Friday, July 26, 2013

Quote of the Day

"I thought it was play-doh!"

-Ellie, hand smeared in Eric's poop. Never letting that guy run around naked again, no matter how much he likes airing it out.

Tuesday, July 23, 2013

Perspective


It gets harder with each successive pregnancy to be in the moment. The first time around, it’s all a mysterious journey navigated with great anticipation of what’s around the corner. Labor seems almost worth it for the sake of finally getting to meet the baby. You can’t imagine what it’s like having someone drink milk from your body. It’s all slightly mystical.

By the third time around, it’s like I see the pink strip on the pregnancy test and boom—I see the thirty pounds coming on over nine months before taking another six months to lose it all. I feel the contractions again, the engorgement, the grouchiness of sleeplessness. I can guess what the baby will look like when it comes out: a pink, scrunchy elderly Asian alien. If I squint hard enough I can even see the months of pureeing and spooning food, the inevitable toy-throwing and bickering, the potty training.

It’s not that I wasn’t happy to see the pink strip—all our pregnancies were highly planned-for, desired events we didn’t take for granted—but somehow in this aerial, fore-shortened view it’s easier to see the hard things. I have to work harder to see the good moments; to remind myself that those moments are different each time, and not let them pass me by.

I guess that’s how it is with parenting in general—you get so eroded by the mundane, difficult things that it takes effort to recall the good things. You have to develop ways of doing that, like cataloguing those memories through writing or pictures, making an effort of sharing that with your spouse instead of complaining, or just getting a break away so your perspective shifts.

**What the task asks:** Continue the blog post about pregnancy and parenting perspective from the point where it ends.

**Data:**
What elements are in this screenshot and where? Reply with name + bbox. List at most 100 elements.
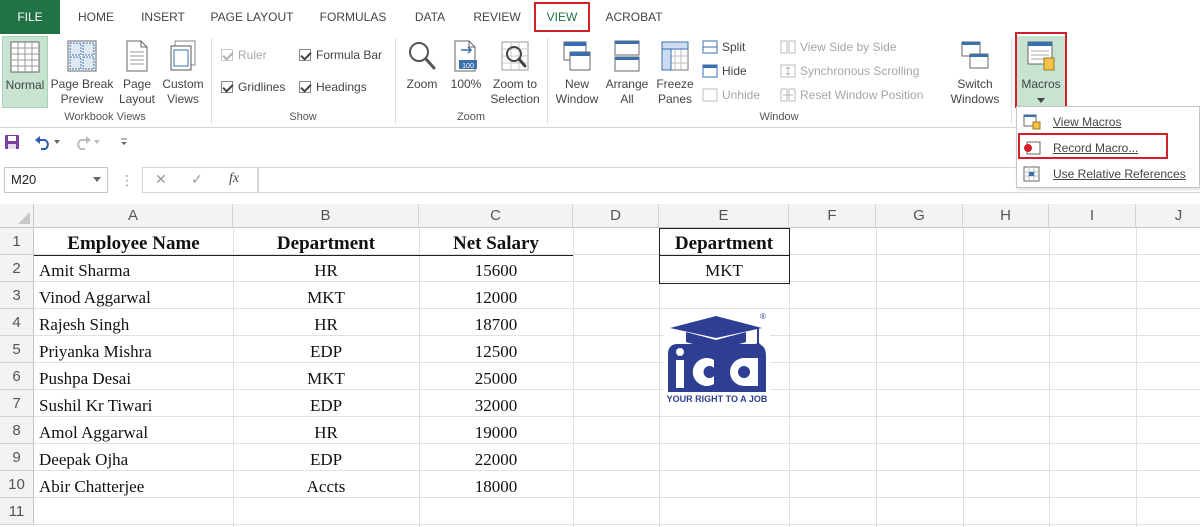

**The result:**
In Psalm 139 it says, “in your book were written, every one of them, the days that were formed for me, when as yet there was none of them”—he truly sees everything, not as we think we do through our pride or jadedness or postulations—yet he is fully present with us in every moment. He doesn’t discount what is happening because of what will happen; he doesn’t see what happens to us relative to what happened to someone else.

I think that’s where I’d like to be with this pregnancy. To not just see the baby as the reason it’s harder to be rested at night, to clean stuff off the floor, to hold the other two in my lap. To be more in the moment, good as much as bad. To arrive at a place of anticipation not out of ignorance, but even knowing all the difficulties that will come, is harder, but I think means more. One day I may look back and even miss all this. Or maybe I’ll just be glad I can fit into my old jeans again.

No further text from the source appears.